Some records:

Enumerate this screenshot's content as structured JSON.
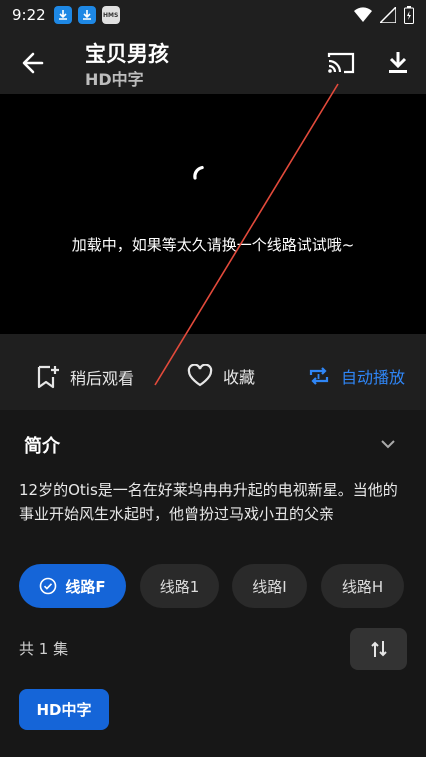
{
  "status_bar": {
    "time": "9:22",
    "hms_label": "HMS"
  },
  "appbar": {
    "title": "宝贝男孩",
    "subtitle": "HD中字",
    "icons": [
      "back-arrow-icon",
      "cast-icon",
      "download-icon"
    ]
  },
  "player": {
    "loading_text": "加载中，如果等太久请换一个线路试试哦~"
  },
  "actions": {
    "watch_later": "稍后观看",
    "favorite": "收藏",
    "autoplay": "自动播放"
  },
  "intro": {
    "title": "简介",
    "description": "12岁的Otis是一名在好莱坞冉冉升起的电视新星。当他的事业开始风生水起时，他曾扮过马戏小丑的父亲"
  },
  "routes": {
    "items": [
      "线路F",
      "线路1",
      "线路I",
      "线路H"
    ],
    "selected": "线路F"
  },
  "episodes": {
    "count_text": "共 1 集",
    "items": [
      "HD中字"
    ]
  },
  "colors": {
    "accent": "#1565d8",
    "autoplay_blue": "#2f86f6",
    "background": "#1f1f1f",
    "annotation_red": "#e24a3b"
  }
}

● PROBLEM TO WORK ON:
Write out all the entries word for word, but skip any images.

● THE ANSWER:
Enumerate this screenshot's content as structured JSON.
{
  "status_bar": {
    "time": "9:22",
    "hms_label": "HMS"
  },
  "appbar": {
    "title": "宝贝男孩",
    "subtitle": "HD中字",
    "icons": [
      "back-arrow-icon",
      "cast-icon",
      "download-icon"
    ]
  },
  "player": {
    "loading_text": "加载中，如果等太久请换一个线路试试哦~"
  },
  "actions": {
    "watch_later": "稍后观看",
    "favorite": "收藏",
    "autoplay": "自动播放"
  },
  "intro": {
    "title": "简介",
    "description": "12岁的Otis是一名在好莱坞冉冉升起的电视新星。当他的事业开始风生水起时，他曾扮过马戏小丑的父亲"
  },
  "routes": {
    "items": [
      "线路F",
      "线路1",
      "线路I",
      "线路H"
    ],
    "selected": "线路F"
  },
  "episodes": {
    "count_text": "共 1 集",
    "items": [
      "HD中字"
    ]
  },
  "colors": {
    "accent": "#1565d8",
    "autoplay_blue": "#2f86f6",
    "background": "#1f1f1f",
    "annotation_red": "#e24a3b"
  }
}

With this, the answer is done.